Prompt
Repeat all entries exactly.
+--
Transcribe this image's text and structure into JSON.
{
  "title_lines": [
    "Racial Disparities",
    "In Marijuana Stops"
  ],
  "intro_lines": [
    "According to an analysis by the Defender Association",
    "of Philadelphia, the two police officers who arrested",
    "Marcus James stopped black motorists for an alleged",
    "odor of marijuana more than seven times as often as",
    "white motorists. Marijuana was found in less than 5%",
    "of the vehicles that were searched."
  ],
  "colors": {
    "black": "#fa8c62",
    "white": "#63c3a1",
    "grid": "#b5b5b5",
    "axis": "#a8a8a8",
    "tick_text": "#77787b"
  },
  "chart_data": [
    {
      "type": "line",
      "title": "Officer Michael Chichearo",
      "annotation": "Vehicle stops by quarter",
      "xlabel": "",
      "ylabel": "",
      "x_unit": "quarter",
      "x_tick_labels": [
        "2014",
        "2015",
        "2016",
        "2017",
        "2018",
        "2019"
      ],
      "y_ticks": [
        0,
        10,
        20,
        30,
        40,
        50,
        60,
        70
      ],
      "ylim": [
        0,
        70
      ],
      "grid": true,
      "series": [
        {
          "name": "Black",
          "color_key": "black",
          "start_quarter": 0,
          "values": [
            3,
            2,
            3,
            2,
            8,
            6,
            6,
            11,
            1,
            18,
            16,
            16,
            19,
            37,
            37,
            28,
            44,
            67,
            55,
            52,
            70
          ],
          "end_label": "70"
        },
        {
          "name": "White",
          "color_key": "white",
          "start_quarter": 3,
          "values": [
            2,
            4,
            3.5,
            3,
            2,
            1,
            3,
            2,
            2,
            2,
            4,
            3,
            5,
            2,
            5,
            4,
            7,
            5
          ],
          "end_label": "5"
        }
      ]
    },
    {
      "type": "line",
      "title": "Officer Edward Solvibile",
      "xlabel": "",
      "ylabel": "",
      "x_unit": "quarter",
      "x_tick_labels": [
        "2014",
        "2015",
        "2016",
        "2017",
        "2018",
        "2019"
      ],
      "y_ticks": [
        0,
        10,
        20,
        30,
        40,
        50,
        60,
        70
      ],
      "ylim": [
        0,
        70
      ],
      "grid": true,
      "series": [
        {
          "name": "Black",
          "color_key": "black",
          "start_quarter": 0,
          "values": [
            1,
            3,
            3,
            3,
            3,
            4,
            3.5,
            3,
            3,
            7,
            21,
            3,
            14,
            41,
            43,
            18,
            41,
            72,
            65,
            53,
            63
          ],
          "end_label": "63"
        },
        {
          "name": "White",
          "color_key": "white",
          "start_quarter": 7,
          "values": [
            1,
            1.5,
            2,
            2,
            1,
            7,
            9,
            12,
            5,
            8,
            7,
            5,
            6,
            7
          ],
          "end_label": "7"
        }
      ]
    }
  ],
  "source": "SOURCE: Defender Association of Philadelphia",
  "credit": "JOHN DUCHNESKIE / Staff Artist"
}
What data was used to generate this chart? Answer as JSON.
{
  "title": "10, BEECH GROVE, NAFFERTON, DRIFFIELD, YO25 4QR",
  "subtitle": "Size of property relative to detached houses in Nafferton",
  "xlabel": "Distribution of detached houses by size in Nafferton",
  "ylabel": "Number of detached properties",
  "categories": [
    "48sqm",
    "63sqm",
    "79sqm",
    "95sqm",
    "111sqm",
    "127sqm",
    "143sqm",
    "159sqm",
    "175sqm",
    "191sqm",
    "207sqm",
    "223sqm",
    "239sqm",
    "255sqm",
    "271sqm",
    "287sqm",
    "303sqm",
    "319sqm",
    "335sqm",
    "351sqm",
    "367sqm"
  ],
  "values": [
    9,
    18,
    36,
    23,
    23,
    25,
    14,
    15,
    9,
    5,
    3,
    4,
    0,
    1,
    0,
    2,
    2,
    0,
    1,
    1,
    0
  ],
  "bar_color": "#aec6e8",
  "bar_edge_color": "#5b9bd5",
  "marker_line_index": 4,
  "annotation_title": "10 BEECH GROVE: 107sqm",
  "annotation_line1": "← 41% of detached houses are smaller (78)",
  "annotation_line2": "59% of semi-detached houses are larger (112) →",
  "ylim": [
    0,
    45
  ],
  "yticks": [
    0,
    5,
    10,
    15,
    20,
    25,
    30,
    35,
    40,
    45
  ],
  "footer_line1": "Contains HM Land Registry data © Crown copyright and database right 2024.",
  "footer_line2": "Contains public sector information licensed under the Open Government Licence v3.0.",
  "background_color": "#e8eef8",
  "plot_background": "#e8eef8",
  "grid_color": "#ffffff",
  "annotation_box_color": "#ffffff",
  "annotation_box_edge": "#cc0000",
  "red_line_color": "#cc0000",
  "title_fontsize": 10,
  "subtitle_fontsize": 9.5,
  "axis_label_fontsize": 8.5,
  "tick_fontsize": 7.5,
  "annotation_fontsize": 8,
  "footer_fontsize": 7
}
+--
Output for this task
Transcribe this image's text and structure into JSON.
{
  "title_lines": [
    "Racial Disparities",
    "In Marijuana Stops"
  ],
  "intro_lines": [
    "According to an analysis by the Defender Association",
    "of Philadelphia, the two police officers who arrested",
    "Marcus James stopped black motorists for an alleged",
    "odor of marijuana more than seven times as often as",
    "white motorists. Marijuana was found in less than 5%",
    "of the vehicles that were searched."
  ],
  "colors": {
    "black": "#fa8c62",
    "white": "#63c3a1",
    "grid": "#b5b5b5",
    "axis": "#a8a8a8",
    "tick_text": "#77787b"
  },
  "chart_data": [
    {
      "type": "line",
      "title": "Officer Michael Chichearo",
      "annotation": "Vehicle stops by quarter",
      "xlabel": "",
      "ylabel": "",
      "x_unit": "quarter",
      "x_tick_labels": [
        "2014",
        "2015",
        "2016",
        "2017",
        "2018",
        "2019"
      ],
      "y_ticks": [
        0,
        10,
        20,
        30,
        40,
        50,
        60,
        70
      ],
      "ylim": [
        0,
        70
      ],
      "grid": true,
      "series": [
        {
          "name": "Black",
          "color_key": "black",
          "start_quarter": 0,
          "values": [
            3,
            2,
            3,
            2,
            8,
            6,
            6,
            11,
            1,
            18,
            16,
            16,
            19,
            37,
            37,
            28,
            44,
            67,
            55,
            52,
            70
          ],
          "end_label": "70"
        },
        {
          "name": "White",
          "color_key": "white",
          "start_quarter": 3,
          "values": [
            2,
            4,
            3.5,
            3,
            2,
            1,
            3,
            2,
            2,
            2,
            4,
            3,
            5,
            2,
            5,
            4,
            7,
            5
          ],
          "end_label": "5"
        }
      ]
    },
    {
      "type": "line",
      "title": "Officer Edward Solvibile",
      "xlabel": "",
      "ylabel": "",
      "x_unit": "quarter",
      "x_tick_labels": [
        "2014",
        "2015",
        "2016",
        "2017",
        "2018",
        "2019"
      ],
      "y_ticks": [
        0,
        10,
        20,
        30,
        40,
        50,
        60,
        70
      ],
      "ylim": [
        0,
        70
      ],
      "grid": true,
      "series": [
        {
          "name": "Black",
          "color_key": "black",
          "start_quarter": 0,
          "values": [
            1,
            3,
            3,
            3,
            3,
            4,
            3.5,
            3,
            3,
            7,
            21,
            3,
            14,
            41,
            43,
            18,
            41,
            72,
            65,
            53,
            63
          ],
          "end_label": "63"
        },
        {
          "name": "White",
          "color_key": "white",
          "start_quarter": 7,
          "values": [
            1,
            1.5,
            2,
            2,
            1,
            7,
            9,
            12,
            5,
            8,
            7,
            5,
            6,
            7
          ],
          "end_label": "7"
        }
      ]
    }
  ],
  "source": "SOURCE: Defender Association of Philadelphia",
  "credit": "JOHN DUCHNESKIE / Staff Artist"
}
What data was used to generate this chart? Answer as JSON.
{
  "title": "10, BEECH GROVE, NAFFERTON, DRIFFIELD, YO25 4QR",
  "subtitle": "Size of property relative to detached houses in Nafferton",
  "xlabel": "Distribution of detached houses by size in Nafferton",
  "ylabel": "Number of detached properties",
  "categories": [
    "48sqm",
    "63sqm",
    "79sqm",
    "95sqm",
    "111sqm",
    "127sqm",
    "143sqm",
    "159sqm",
    "175sqm",
    "191sqm",
    "207sqm",
    "223sqm",
    "239sqm",
    "255sqm",
    "271sqm",
    "287sqm",
    "303sqm",
    "319sqm",
    "335sqm",
    "351sqm",
    "367sqm"
  ],
  "values": [
    9,
    18,
    36,
    23,
    23,
    25,
    14,
    15,
    9,
    5,
    3,
    4,
    0,
    1,
    0,
    2,
    2,
    0,
    1,
    1,
    0
  ],
  "bar_color": "#aec6e8",
  "bar_edge_color": "#5b9bd5",
  "marker_line_index": 4,
  "annotation_title": "10 BEECH GROVE: 107sqm",
  "annotation_line1": "← 41% of detached houses are smaller (78)",
  "annotation_line2": "59% of semi-detached houses are larger (112) →",
  "ylim": [
    0,
    45
  ],
  "yticks": [
    0,
    5,
    10,
    15,
    20,
    25,
    30,
    35,
    40,
    45
  ],
  "footer_line1": "Contains HM Land Registry data © Crown copyright and database right 2024.",
  "footer_line2": "Contains public sector information licensed under the Open Government Licence v3.0.",
  "background_color": "#e8eef8",
  "plot_background": "#e8eef8",
  "grid_color": "#ffffff",
  "annotation_box_color": "#ffffff",
  "annotation_box_edge": "#cc0000",
  "red_line_color": "#cc0000",
  "title_fontsize": 10,
  "subtitle_fontsize": 9.5,
  "axis_label_fontsize": 8.5,
  "tick_fontsize": 7.5,
  "annotation_fontsize": 8,
  "footer_fontsize": 7
}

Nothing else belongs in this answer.